Problem to solve:
Find every line in the records that holds the string "Accuracy". Copy each one.

Exercise inputs:

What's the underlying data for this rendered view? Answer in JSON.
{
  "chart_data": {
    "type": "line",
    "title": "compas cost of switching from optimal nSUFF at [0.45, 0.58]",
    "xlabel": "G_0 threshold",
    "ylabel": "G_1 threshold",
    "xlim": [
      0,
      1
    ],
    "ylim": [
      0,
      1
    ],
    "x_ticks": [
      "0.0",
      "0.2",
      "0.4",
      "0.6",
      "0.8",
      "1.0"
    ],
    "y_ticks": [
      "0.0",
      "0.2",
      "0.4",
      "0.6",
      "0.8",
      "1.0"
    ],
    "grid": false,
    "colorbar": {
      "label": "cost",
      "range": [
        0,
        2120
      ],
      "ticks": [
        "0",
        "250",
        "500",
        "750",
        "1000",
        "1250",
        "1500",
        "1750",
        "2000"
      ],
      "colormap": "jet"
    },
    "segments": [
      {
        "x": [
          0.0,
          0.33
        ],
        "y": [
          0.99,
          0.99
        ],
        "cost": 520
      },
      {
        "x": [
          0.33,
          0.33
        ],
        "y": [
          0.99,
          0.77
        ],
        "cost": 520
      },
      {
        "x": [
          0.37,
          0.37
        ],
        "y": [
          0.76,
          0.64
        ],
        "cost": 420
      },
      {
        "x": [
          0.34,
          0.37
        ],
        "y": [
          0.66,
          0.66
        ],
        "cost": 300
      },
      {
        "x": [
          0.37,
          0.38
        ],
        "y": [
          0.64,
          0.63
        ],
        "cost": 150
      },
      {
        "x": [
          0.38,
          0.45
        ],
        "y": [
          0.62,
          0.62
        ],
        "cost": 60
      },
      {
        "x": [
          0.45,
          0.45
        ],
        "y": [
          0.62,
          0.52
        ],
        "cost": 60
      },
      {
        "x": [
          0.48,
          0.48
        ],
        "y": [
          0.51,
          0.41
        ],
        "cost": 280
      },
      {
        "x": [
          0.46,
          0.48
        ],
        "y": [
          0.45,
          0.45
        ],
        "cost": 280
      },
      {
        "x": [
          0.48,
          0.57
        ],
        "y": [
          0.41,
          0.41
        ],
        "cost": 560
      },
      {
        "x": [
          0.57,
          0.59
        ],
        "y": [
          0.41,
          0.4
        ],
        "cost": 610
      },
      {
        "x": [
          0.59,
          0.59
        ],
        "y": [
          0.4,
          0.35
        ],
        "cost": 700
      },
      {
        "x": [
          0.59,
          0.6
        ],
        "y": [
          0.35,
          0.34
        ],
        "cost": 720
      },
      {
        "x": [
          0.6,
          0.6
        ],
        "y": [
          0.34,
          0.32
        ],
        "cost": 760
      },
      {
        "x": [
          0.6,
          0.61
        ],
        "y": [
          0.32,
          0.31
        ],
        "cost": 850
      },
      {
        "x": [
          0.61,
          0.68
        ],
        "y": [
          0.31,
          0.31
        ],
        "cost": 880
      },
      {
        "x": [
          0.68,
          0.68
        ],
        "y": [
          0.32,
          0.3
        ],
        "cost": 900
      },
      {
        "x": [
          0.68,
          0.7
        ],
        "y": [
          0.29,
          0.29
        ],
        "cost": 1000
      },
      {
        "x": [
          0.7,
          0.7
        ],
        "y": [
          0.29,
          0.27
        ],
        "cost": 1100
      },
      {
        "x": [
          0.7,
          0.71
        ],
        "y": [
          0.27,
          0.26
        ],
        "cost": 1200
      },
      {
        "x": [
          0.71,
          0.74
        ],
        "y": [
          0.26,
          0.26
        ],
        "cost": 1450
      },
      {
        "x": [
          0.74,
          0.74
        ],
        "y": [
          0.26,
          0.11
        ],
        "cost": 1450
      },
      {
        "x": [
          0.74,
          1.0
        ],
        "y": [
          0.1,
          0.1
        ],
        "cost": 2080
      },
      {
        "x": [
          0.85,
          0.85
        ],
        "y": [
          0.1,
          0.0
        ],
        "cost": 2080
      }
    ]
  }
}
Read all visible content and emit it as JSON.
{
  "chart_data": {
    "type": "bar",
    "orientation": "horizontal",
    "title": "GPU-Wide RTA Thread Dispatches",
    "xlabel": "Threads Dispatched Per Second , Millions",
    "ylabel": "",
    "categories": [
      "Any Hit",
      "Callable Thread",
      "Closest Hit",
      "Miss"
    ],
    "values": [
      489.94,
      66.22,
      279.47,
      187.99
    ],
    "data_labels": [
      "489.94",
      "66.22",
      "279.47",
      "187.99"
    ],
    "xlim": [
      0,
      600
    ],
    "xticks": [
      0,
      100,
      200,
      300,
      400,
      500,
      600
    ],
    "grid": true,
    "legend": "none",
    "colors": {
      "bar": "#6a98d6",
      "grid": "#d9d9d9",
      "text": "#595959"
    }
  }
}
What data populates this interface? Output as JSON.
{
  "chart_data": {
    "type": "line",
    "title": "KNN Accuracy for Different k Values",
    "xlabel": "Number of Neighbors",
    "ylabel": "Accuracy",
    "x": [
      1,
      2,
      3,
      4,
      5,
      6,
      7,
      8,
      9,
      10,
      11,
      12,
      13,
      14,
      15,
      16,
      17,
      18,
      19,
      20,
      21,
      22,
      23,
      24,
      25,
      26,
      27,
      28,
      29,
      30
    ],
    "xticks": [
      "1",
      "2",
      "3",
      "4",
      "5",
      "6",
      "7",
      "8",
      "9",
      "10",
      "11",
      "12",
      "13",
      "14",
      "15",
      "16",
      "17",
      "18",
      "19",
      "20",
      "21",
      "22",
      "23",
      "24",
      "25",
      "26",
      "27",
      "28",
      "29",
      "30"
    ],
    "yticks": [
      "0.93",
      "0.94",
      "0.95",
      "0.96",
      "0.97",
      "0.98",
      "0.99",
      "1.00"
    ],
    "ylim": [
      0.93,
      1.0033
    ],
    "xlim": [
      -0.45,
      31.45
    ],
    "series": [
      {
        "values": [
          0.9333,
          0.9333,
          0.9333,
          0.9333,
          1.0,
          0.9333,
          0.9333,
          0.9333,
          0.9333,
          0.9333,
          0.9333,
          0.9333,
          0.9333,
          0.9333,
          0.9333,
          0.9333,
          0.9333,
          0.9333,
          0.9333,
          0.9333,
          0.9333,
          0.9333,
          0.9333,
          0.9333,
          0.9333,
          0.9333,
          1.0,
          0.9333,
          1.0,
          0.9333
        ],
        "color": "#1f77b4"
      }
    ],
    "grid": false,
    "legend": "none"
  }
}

==

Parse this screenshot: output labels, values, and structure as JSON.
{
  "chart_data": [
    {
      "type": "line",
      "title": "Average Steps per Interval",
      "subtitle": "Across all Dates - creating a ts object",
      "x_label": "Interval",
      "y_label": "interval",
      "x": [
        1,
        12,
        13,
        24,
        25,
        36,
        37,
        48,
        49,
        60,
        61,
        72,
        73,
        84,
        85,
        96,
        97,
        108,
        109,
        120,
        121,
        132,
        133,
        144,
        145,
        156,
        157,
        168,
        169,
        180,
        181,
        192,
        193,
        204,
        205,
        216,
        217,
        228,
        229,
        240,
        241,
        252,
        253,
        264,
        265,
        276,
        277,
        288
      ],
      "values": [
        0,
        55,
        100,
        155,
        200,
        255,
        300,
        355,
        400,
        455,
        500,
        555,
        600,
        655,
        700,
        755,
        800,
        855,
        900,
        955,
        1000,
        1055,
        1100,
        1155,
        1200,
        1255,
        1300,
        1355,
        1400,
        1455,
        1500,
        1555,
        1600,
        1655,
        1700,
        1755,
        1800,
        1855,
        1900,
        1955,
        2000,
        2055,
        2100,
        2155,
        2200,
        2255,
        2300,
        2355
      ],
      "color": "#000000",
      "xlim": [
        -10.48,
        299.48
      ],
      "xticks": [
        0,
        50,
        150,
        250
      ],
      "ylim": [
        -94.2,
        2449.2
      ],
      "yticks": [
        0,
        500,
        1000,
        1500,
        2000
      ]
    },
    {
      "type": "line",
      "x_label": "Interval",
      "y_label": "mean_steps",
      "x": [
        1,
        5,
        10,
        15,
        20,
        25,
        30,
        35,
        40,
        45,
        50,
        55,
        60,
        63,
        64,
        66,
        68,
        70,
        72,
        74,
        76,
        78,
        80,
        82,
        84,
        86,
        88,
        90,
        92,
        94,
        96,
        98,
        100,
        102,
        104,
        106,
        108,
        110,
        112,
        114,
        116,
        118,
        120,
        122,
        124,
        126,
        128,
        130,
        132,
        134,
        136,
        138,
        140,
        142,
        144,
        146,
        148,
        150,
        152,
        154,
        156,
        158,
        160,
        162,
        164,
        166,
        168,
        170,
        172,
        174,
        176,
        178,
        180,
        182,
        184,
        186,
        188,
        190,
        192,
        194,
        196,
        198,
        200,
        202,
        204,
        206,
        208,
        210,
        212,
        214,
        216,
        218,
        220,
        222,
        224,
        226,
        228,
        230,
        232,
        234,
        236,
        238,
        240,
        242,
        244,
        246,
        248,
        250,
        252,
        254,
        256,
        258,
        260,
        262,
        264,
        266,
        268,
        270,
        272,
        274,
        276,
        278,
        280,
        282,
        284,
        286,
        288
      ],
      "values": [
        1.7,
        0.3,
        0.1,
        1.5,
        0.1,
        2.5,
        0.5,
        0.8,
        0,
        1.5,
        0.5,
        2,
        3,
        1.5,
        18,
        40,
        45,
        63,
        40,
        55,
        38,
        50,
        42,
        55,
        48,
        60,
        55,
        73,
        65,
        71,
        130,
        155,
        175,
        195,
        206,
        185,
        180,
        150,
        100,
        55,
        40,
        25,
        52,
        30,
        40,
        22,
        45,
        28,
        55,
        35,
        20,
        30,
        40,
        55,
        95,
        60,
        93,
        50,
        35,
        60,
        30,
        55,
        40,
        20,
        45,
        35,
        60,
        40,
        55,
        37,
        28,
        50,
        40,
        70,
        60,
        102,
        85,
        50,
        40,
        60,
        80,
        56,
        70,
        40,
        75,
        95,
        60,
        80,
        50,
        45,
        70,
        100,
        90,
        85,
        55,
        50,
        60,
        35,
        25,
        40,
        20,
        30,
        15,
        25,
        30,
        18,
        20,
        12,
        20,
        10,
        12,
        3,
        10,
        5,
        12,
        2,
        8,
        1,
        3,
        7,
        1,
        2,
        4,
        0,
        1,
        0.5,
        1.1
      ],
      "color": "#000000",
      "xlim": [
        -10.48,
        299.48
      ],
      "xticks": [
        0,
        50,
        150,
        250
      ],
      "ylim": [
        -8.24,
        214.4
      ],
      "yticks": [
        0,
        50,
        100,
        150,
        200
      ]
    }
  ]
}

Complete response:
    "title": "KNN Accuracy for Different k Values",
    "ylabel": "Accuracy",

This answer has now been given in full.